## What is asked
Gather every line below where "AllJoyn" appears.

## Data items
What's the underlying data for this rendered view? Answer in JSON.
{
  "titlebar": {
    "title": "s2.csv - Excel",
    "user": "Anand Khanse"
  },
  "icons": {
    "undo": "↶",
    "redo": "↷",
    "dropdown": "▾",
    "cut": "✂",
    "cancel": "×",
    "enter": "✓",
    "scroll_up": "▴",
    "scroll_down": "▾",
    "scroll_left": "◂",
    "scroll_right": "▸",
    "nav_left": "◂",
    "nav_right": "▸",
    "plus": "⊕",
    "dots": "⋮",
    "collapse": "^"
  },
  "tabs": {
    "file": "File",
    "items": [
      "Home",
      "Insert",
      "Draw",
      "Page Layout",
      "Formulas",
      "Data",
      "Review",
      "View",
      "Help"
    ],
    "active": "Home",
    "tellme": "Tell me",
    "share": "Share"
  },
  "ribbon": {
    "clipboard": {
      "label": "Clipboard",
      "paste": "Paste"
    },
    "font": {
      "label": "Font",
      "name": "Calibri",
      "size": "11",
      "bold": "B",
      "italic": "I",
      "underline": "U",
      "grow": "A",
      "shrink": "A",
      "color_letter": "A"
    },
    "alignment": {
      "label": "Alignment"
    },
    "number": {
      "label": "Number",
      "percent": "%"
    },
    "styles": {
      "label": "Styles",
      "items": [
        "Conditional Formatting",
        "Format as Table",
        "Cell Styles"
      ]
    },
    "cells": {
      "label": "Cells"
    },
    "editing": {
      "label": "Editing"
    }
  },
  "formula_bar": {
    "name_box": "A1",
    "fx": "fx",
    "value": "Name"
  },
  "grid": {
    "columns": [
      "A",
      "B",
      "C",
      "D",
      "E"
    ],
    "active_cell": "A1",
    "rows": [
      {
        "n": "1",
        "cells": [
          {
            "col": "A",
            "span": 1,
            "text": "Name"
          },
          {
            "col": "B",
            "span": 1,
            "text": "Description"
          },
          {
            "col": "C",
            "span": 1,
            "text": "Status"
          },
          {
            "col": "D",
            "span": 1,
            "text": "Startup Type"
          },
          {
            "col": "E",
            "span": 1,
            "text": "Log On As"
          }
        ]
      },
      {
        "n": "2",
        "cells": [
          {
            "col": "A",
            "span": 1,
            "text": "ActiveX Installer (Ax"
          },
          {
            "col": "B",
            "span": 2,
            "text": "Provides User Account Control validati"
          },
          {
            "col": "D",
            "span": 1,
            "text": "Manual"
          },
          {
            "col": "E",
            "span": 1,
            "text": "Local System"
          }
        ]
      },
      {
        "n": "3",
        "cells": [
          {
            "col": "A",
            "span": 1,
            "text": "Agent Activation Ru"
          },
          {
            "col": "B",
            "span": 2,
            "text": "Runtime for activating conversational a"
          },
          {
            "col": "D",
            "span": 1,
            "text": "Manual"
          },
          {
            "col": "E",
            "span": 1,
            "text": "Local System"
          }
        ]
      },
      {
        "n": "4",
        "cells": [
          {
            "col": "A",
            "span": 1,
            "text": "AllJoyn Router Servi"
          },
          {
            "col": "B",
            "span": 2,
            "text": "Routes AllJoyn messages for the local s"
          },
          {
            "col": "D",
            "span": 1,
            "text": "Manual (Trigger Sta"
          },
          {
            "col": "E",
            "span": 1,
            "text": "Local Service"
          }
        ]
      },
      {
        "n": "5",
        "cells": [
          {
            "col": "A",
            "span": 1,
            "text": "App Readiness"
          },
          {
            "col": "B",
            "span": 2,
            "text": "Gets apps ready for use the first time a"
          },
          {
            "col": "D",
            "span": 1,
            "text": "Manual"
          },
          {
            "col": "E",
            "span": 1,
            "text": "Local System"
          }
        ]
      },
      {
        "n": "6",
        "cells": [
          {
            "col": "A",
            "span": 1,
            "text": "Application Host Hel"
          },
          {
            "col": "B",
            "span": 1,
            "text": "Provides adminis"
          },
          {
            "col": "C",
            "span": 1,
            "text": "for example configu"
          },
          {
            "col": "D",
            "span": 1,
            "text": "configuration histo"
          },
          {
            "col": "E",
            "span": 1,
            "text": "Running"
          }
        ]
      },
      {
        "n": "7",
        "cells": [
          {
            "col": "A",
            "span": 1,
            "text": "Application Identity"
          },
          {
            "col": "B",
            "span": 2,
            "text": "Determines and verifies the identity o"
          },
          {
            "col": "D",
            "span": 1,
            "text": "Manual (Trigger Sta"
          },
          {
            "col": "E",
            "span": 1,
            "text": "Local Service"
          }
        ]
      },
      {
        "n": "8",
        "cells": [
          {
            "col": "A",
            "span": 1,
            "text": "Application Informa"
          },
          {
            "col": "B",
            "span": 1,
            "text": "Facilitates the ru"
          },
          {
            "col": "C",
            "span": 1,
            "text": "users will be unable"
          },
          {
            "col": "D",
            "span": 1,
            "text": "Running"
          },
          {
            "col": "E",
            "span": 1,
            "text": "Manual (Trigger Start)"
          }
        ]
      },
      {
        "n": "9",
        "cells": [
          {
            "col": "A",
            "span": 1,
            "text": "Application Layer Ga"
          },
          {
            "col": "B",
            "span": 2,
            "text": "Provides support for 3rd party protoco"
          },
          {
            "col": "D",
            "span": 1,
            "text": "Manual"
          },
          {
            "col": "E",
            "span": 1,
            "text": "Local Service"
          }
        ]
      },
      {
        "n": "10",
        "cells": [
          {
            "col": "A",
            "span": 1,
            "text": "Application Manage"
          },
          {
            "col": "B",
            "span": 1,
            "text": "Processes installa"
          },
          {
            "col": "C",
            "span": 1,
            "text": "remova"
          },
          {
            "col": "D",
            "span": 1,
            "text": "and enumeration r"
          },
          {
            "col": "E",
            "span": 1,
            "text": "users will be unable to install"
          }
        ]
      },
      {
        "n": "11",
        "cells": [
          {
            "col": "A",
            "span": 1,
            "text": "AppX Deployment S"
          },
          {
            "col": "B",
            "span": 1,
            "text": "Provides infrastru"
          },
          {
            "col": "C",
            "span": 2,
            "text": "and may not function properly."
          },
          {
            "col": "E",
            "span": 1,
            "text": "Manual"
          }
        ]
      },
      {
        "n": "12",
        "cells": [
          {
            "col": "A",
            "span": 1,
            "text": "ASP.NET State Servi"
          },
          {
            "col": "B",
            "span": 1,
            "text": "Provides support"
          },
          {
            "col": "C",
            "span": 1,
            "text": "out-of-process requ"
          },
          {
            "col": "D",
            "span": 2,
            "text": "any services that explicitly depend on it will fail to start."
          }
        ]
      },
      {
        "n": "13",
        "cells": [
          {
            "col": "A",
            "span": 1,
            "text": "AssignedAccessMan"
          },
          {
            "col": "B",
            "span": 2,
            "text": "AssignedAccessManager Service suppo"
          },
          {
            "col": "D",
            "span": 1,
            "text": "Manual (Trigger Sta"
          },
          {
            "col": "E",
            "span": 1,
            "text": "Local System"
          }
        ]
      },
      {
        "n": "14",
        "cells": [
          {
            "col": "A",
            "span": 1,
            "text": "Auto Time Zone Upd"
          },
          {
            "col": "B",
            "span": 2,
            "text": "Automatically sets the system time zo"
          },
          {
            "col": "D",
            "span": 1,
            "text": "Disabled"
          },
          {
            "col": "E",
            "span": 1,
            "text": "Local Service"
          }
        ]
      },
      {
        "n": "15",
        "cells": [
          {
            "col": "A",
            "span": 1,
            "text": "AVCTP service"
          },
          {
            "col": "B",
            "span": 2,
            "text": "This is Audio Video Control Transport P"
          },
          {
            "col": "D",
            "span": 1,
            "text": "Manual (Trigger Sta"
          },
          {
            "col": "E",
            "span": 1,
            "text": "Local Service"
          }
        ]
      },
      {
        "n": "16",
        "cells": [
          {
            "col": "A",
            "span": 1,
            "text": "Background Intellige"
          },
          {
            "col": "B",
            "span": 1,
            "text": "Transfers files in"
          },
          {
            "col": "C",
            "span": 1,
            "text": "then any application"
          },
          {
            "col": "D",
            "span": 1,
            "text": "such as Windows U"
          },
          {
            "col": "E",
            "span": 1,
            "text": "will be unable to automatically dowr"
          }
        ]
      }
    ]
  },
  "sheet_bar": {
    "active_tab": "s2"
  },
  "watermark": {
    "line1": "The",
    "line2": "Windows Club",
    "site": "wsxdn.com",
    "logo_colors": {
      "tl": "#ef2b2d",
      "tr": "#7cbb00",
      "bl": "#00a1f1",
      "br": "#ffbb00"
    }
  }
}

## Result of this exercise
            "text": "AllJoyn Router Servi"
            "text": "Routes AllJoyn messages for the local s"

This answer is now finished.